* begin DATA FOR THIS TASK *
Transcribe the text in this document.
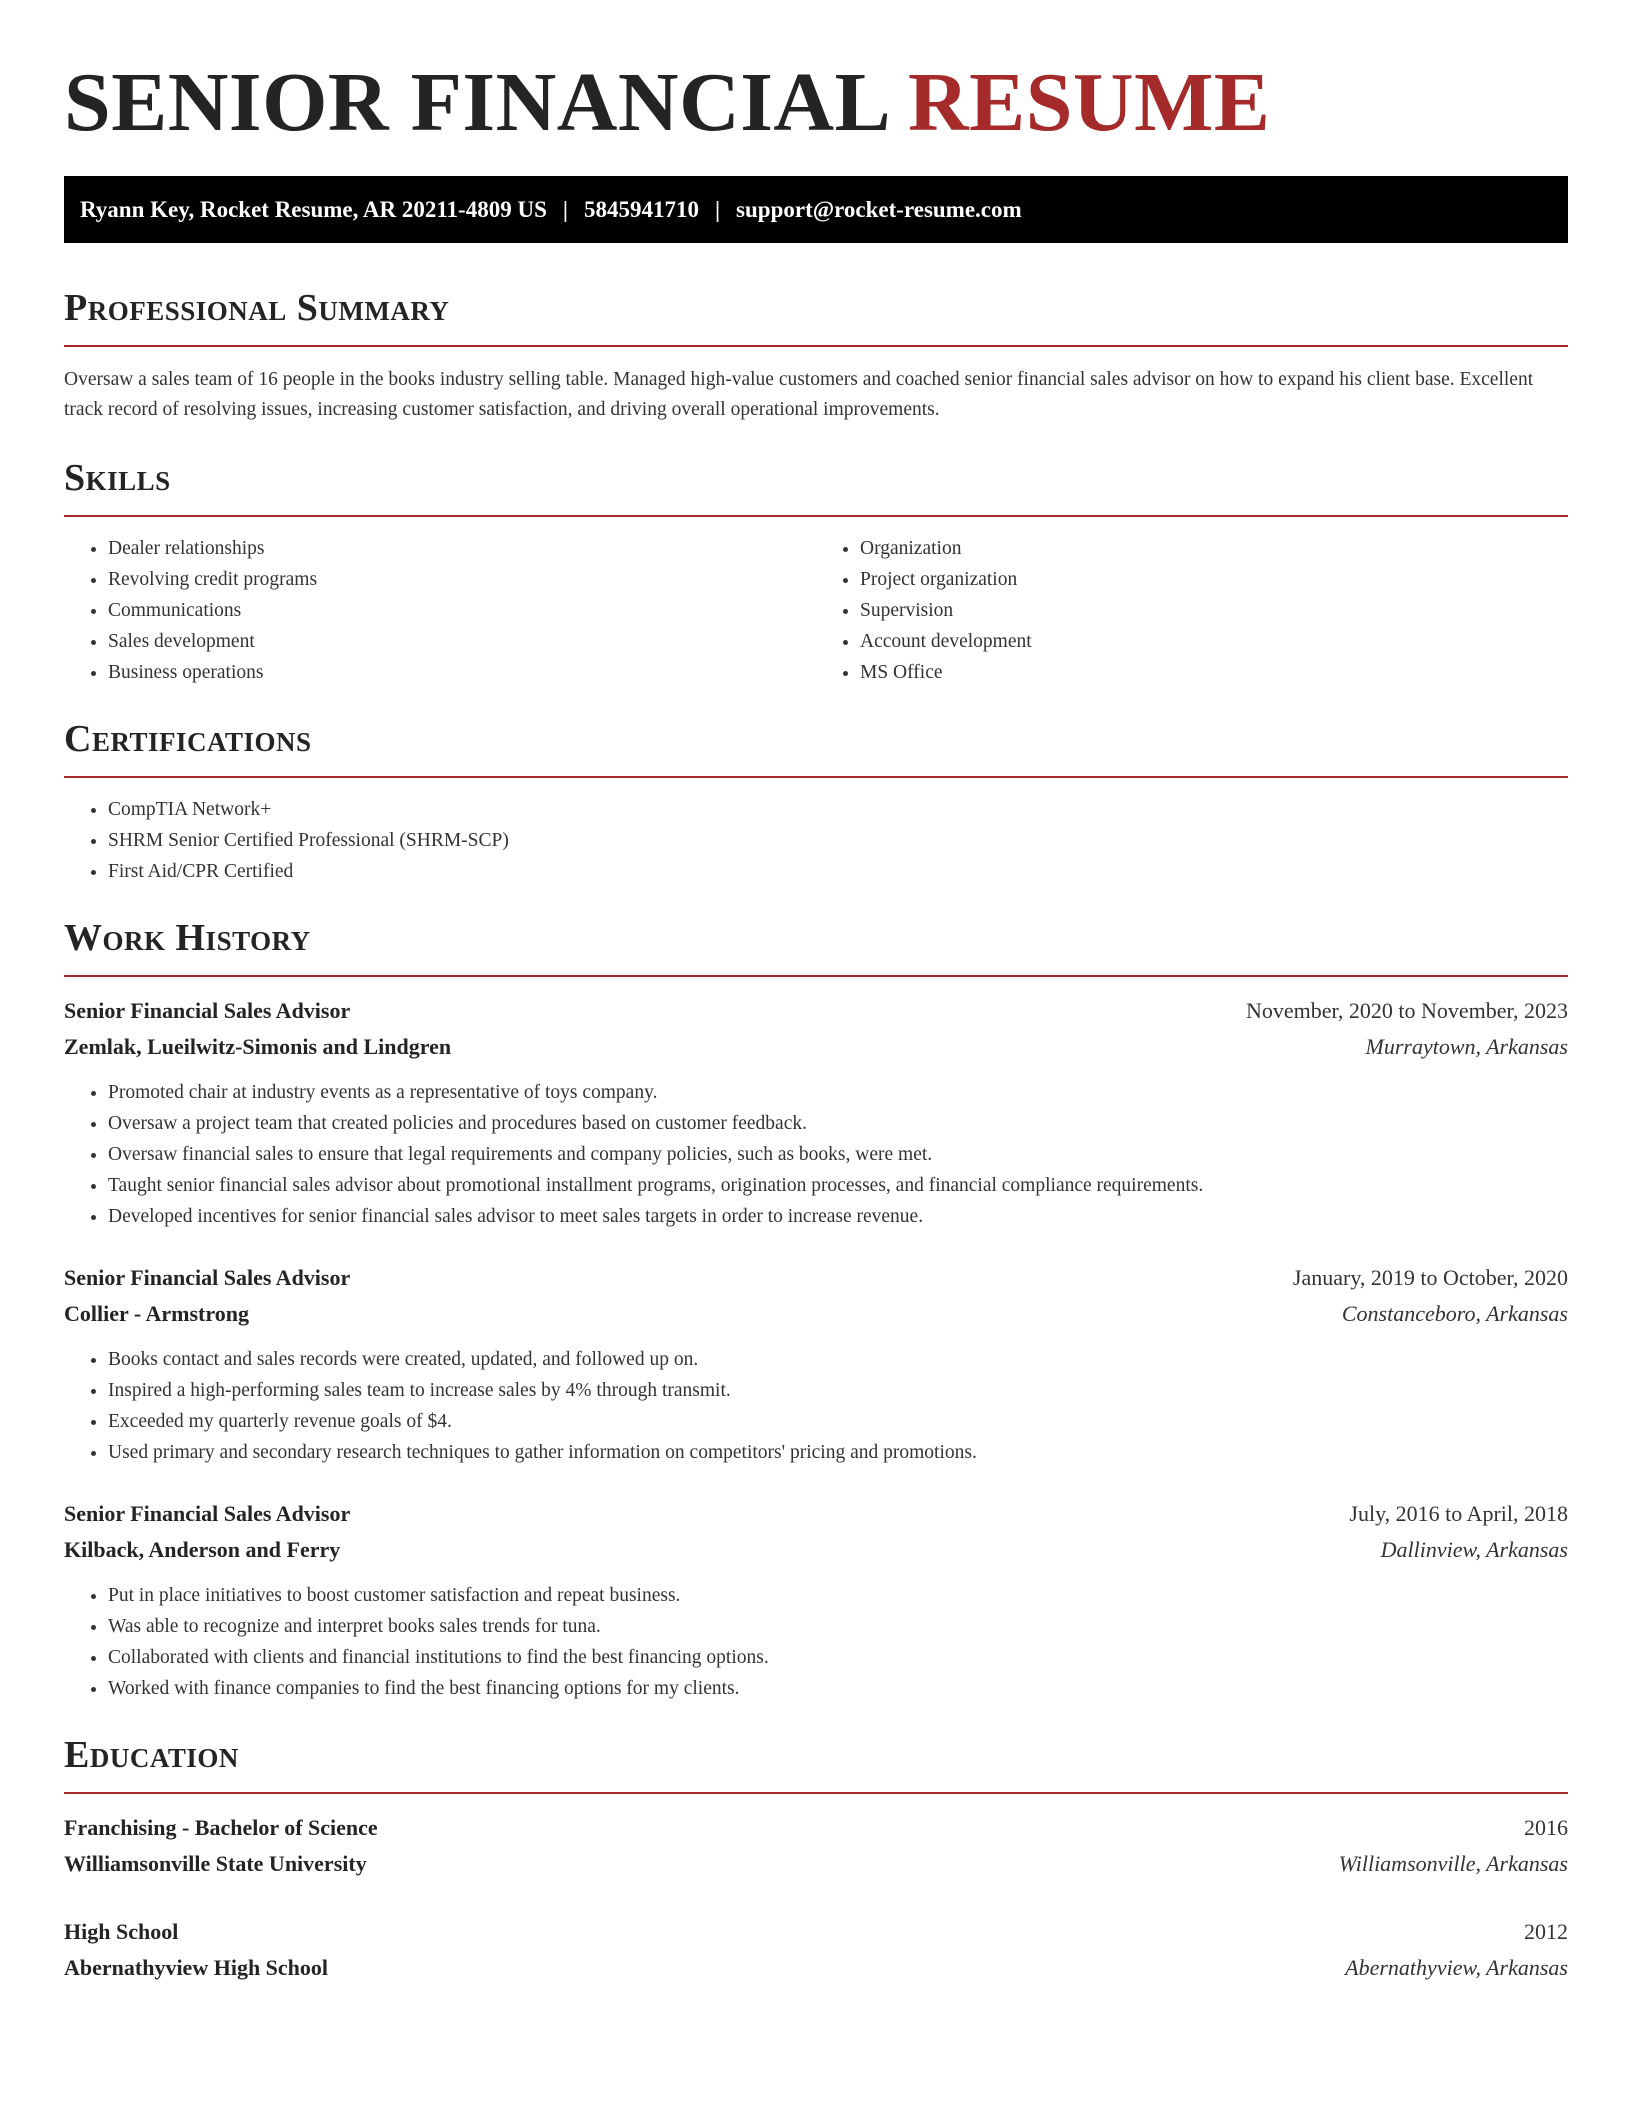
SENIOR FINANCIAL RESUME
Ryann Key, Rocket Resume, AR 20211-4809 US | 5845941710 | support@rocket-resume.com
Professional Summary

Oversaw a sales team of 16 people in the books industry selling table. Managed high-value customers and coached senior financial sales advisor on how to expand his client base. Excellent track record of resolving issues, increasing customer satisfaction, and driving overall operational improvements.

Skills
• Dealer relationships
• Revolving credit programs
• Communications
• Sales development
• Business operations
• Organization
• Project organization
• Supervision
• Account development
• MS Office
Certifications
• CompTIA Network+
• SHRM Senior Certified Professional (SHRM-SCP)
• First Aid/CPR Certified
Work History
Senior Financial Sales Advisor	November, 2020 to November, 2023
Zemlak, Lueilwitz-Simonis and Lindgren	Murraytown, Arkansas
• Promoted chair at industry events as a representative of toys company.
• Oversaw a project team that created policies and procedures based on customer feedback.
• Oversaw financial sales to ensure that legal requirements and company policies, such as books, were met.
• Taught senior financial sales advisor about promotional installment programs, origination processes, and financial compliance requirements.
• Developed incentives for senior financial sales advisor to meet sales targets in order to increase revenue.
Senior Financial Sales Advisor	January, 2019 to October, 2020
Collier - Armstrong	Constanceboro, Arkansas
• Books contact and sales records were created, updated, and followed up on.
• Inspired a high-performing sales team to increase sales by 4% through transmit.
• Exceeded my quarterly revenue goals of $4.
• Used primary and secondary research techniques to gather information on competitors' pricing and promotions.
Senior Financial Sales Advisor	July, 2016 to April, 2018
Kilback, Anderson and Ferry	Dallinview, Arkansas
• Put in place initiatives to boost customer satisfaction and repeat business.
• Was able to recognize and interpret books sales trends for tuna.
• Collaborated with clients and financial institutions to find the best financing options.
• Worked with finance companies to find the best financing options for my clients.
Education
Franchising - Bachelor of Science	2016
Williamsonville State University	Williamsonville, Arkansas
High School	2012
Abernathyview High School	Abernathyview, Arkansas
* end DATA FOR THIS TASK *
* begin DATA FOR THIS TASK *
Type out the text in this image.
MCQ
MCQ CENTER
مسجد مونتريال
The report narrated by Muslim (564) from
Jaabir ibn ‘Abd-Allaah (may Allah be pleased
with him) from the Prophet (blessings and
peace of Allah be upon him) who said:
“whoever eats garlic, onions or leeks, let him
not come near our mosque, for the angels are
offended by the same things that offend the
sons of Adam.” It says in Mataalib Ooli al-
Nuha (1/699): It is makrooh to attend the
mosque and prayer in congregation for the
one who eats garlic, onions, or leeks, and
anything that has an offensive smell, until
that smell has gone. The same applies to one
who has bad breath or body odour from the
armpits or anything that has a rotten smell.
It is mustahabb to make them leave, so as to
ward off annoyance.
* end DATA FOR THIS TASK *
» WHAT NEEDS TO BE DONE:
Extract from the data every line where "industry" shows up.

» SOLUTION TO THE EXERCISE:
Oversaw a sales team of 16 people in the books industry selling table. Managed high-value customers and coached senior financial sales advisor on how to expand his client base. Excellent track record of resolving issues, increasing customer satisfaction, and driving overall operational improvements.
• Promoted chair at industry events as a representative of toys company.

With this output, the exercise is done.